**What to produce**
List the lines of this listing that hold the word "JSON".

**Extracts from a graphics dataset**

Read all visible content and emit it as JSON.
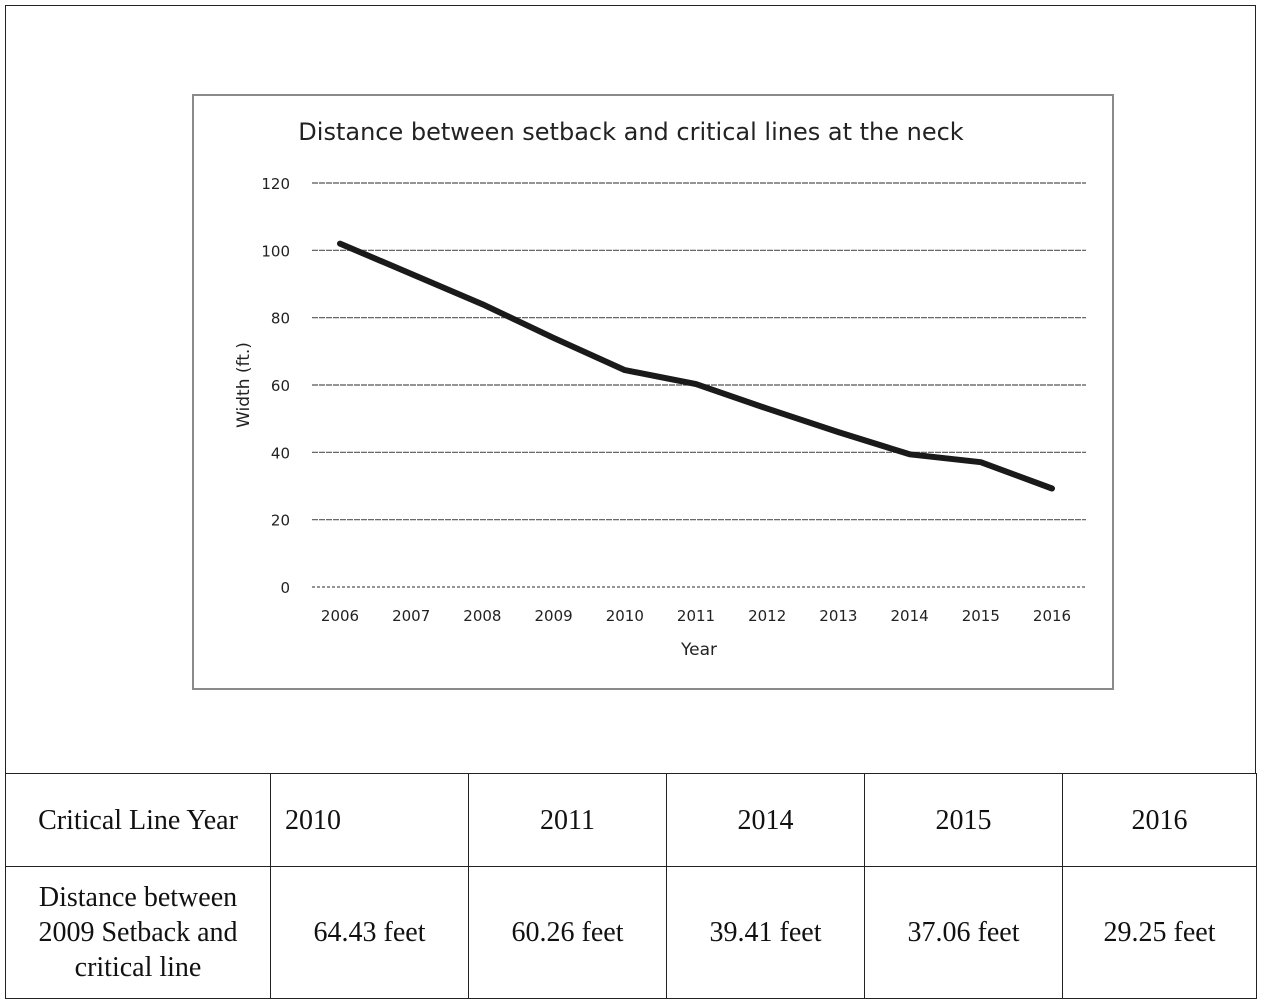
{
  "chart_data": {
    "type": "line",
    "title": "Distance between setback and critical lines at the neck",
    "xlabel": "Year",
    "ylabel": "Width (ft.)",
    "x": [
      "2006",
      "2007",
      "2008",
      "2009",
      "2010",
      "2011",
      "2012",
      "2013",
      "2014",
      "2015",
      "2016"
    ],
    "series": [
      {
        "values": [
          102,
          93,
          84,
          74,
          64.43,
          60.26,
          53,
          46,
          39.41,
          37.06,
          29.25
        ]
      }
    ],
    "ylim": [
      0,
      120
    ],
    "yticks": [
      0,
      20,
      40,
      60,
      80,
      100,
      120
    ],
    "grid": true,
    "line_color": "#1a1a1a"
  },
  "table": {
    "header_label": "Critical Line Year",
    "years": [
      "2010",
      "2011",
      "2014",
      "2015",
      "2016"
    ],
    "row_label": "Distance between 2009 Setback and critical line",
    "distances": [
      "64.43 feet",
      "60.26 feet",
      "39.41 feet",
      "37.06 feet",
      "29.25 feet"
    ]
  }
}
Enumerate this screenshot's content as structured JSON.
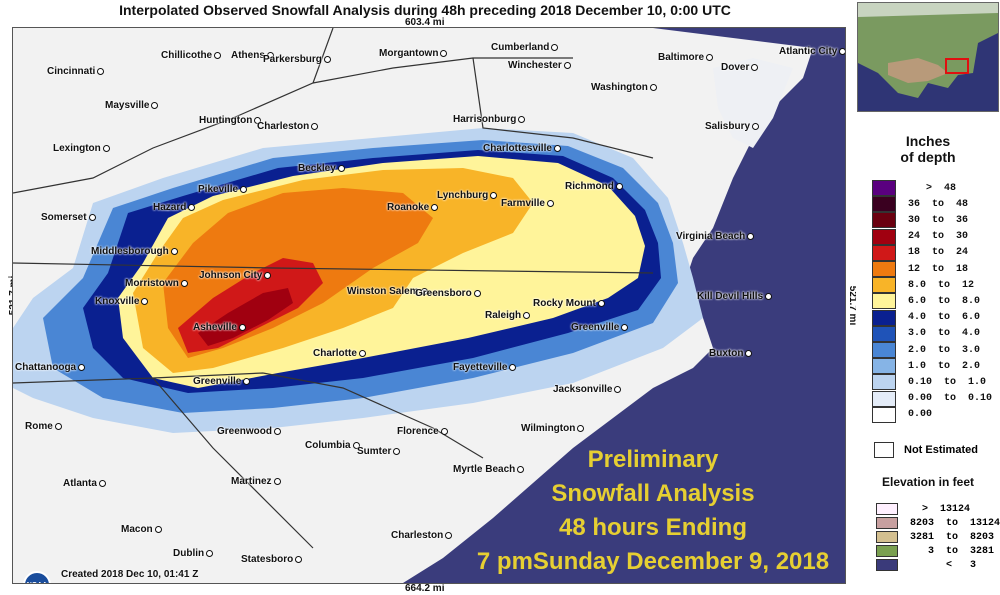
{
  "title": "Interpolated Observed Snowfall Analysis during 48h preceding 2018 December 10, 0:00 UTC",
  "scale": {
    "top": "603.4 mi",
    "bottom": "664.2 mi",
    "left": "521.7 mi",
    "right": "521.7 mi"
  },
  "cities": [
    {
      "name": "Chillicothe"
    },
    {
      "name": "Athens"
    },
    {
      "name": "Parkersburg"
    },
    {
      "name": "Morgantown"
    },
    {
      "name": "Cumberland"
    },
    {
      "name": "Winchester"
    },
    {
      "name": "Baltimore"
    },
    {
      "name": "Atlantic City"
    },
    {
      "name": "Cincinnati"
    },
    {
      "name": "Dover"
    },
    {
      "name": "Washington"
    },
    {
      "name": "Maysville"
    },
    {
      "name": "Huntington"
    },
    {
      "name": "Charleston"
    },
    {
      "name": "Harrisonburg"
    },
    {
      "name": "Salisbury"
    },
    {
      "name": "Lexington"
    },
    {
      "name": "Charlottesville"
    },
    {
      "name": "Beckley"
    },
    {
      "name": "Pikeville"
    },
    {
      "name": "Richmond"
    },
    {
      "name": "Lynchburg"
    },
    {
      "name": "Farmville"
    },
    {
      "name": "Hazard"
    },
    {
      "name": "Roanoke"
    },
    {
      "name": "Somerset"
    },
    {
      "name": "Virginia Beach"
    },
    {
      "name": "Middlesborough"
    },
    {
      "name": "Johnson City"
    },
    {
      "name": "Morristown"
    },
    {
      "name": "Winston Salem"
    },
    {
      "name": "Greensboro"
    },
    {
      "name": "Kill Devil Hills"
    },
    {
      "name": "Knoxville"
    },
    {
      "name": "Rocky Mount"
    },
    {
      "name": "Raleigh"
    },
    {
      "name": "Asheville"
    },
    {
      "name": "Greenville"
    },
    {
      "name": "Charlotte"
    },
    {
      "name": "Buxton"
    },
    {
      "name": "Chattanooga"
    },
    {
      "name": "Fayetteville"
    },
    {
      "name": "Greenville"
    },
    {
      "name": "Jacksonville"
    },
    {
      "name": "Rome"
    },
    {
      "name": "Greenwood"
    },
    {
      "name": "Wilmington"
    },
    {
      "name": "Florence"
    },
    {
      "name": "Columbia"
    },
    {
      "name": "Sumter"
    },
    {
      "name": "Myrtle Beach"
    },
    {
      "name": "Atlanta"
    },
    {
      "name": "Martinez"
    },
    {
      "name": "Macon"
    },
    {
      "name": "Charleston"
    },
    {
      "name": "Dublin"
    },
    {
      "name": "Statesboro"
    }
  ],
  "overlay": {
    "line1": "Preliminary",
    "line2": "Snowfall Analysis",
    "line3": "48 hours Ending",
    "line4": "7 pmSunday December 9, 2018"
  },
  "created": "Created 2018 Dec 10, 01:41 Z",
  "noaa_logo": "NOAA",
  "legend": {
    "title_line1": "Inches",
    "title_line2": "of depth",
    "rows": [
      {
        "label": "   >  48",
        "color": "#5a007f"
      },
      {
        "label": "36  to  48",
        "color": "#3a0020"
      },
      {
        "label": "30  to  36",
        "color": "#6a0010"
      },
      {
        "label": "24  to  30",
        "color": "#a00010"
      },
      {
        "label": "18  to  24",
        "color": "#d01818"
      },
      {
        "label": "12  to  18",
        "color": "#ee7a10"
      },
      {
        "label": "8.0  to  12",
        "color": "#f8b428"
      },
      {
        "label": "6.0  to  8.0",
        "color": "#fff49a"
      },
      {
        "label": "4.0  to  6.0",
        "color": "#0a2090"
      },
      {
        "label": "3.0  to  4.0",
        "color": "#1f53b8"
      },
      {
        "label": "2.0  to  3.0",
        "color": "#4a86d4"
      },
      {
        "label": "1.0  to  2.0",
        "color": "#86b4e6"
      },
      {
        "label": "0.10  to  1.0",
        "color": "#bcd4f0"
      },
      {
        "label": "0.00  to  0.10",
        "color": "#e4ecf8"
      },
      {
        "label": "0.00",
        "color": "#ffffff"
      }
    ],
    "not_estimated": "Not Estimated",
    "elevation_title": "Elevation in feet",
    "elevation_rows": [
      {
        "label": "  >  13124",
        "color": "#fff0ff"
      },
      {
        "label": "8203  to  13124",
        "color": "#c8a0a0"
      },
      {
        "label": "3281  to  8203",
        "color": "#d4c090"
      },
      {
        "label": "   3  to  3281",
        "color": "#7aa050"
      },
      {
        "label": "      <   3",
        "color": "#3a3a7a"
      }
    ]
  },
  "colors": {
    "ocean": "#3a3c7c",
    "land": "#f2f2f2",
    "accent_text": "#e6cf32"
  }
}
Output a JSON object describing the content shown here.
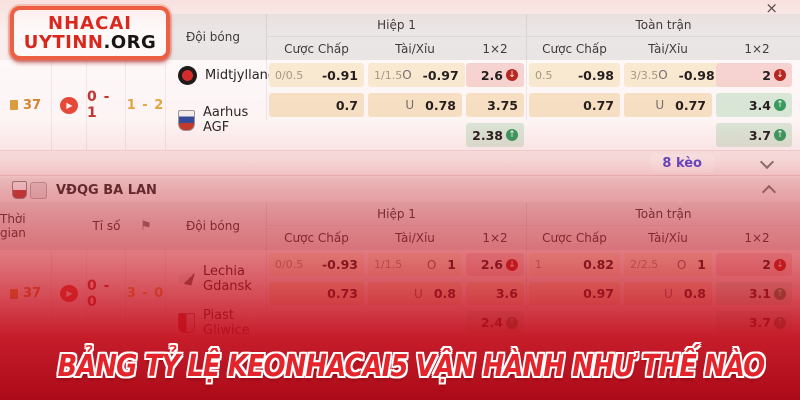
{
  "brand": {
    "line1": "NHACAI",
    "line2": "UYTINN",
    "suffix": ".ORG"
  },
  "icons": {
    "play": "▶",
    "close": "×",
    "flag": "⚑"
  },
  "columns": {
    "team": "Đội bóng",
    "half1": "Hiệp 1",
    "fulltime": "Toàn trận",
    "handicap": "Cược Chấp",
    "over_under": "Tài/Xỉu",
    "one_x_two": "1×2",
    "time": "Thời gian",
    "score": "Tỉ số"
  },
  "match1": {
    "time": "37",
    "score": "0 - 1",
    "ht_score": "1 - 2",
    "home": "Midtjylland",
    "away_line1": "Aarhus",
    "away_line2": "AGF",
    "h1": {
      "hdp_label": "0/0.5",
      "hdp_odds": "-0.91",
      "hdp2_odds": "0.7",
      "ou_label": "1/1.5",
      "over": "O",
      "over_odds": "-0.97",
      "under": "U",
      "under_odds": "0.78",
      "x12": [
        "2.6",
        "3.75",
        "2.38"
      ],
      "x12_arrows": [
        "↓",
        "",
        "↑"
      ]
    },
    "ft": {
      "hdp_label": "0.5",
      "hdp_odds": "-0.98",
      "hdp2_odds": "0.77",
      "ou_label": "3/3.5",
      "over": "O",
      "over_odds": "-0.98",
      "under": "U",
      "under_odds": "0.77",
      "x12": [
        "2",
        "3.4",
        "3.7"
      ],
      "x12_arrows": [
        "↓",
        "↑",
        "↑"
      ]
    },
    "more_bets": "8 kèo"
  },
  "league2": {
    "name": "VĐQG BA LAN"
  },
  "match2": {
    "time": "37",
    "score": "0 - 0",
    "ht_score": "3 - 0",
    "home_line1": "Lechia",
    "home_line2": "Gdansk",
    "away_line1": "Piast",
    "away_line2": "Gliwice",
    "h1": {
      "hdp_label": "0/0.5",
      "hdp_odds": "-0.93",
      "hdp2_odds": "0.73",
      "ou_label": "1/1.5",
      "over": "O",
      "over_odds": "1",
      "under": "U",
      "under_odds": "0.8",
      "x12": [
        "2.6",
        "3.6",
        "2.4"
      ],
      "x12_arrows": [
        "↓",
        "",
        "↑"
      ]
    },
    "ft": {
      "hdp_label": "1",
      "hdp_odds": "0.82",
      "hdp2_odds": "0.97",
      "ou_label": "2/2.5",
      "over": "O",
      "over_odds": "1",
      "under": "U",
      "under_odds": "0.8",
      "x12": [
        "2",
        "3.1",
        "3.7"
      ],
      "x12_arrows": [
        "↓",
        "↑",
        "↑"
      ]
    }
  },
  "banner": {
    "text": "BẢNG TỶ LỆ KEONHACAI5 VẬN HÀNH NHƯ THẾ NÀO"
  },
  "colors": {
    "accent_red": "#da251a",
    "odds_up": "#2f9e5f",
    "odds_down": "#b3251d",
    "bets_purple": "#5149d6"
  }
}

**Exercise output**
Read all visible content and emit it as JSON.
Enumerate this screenshot's content as structured JSON.
Output a JSON object describing the content shown here.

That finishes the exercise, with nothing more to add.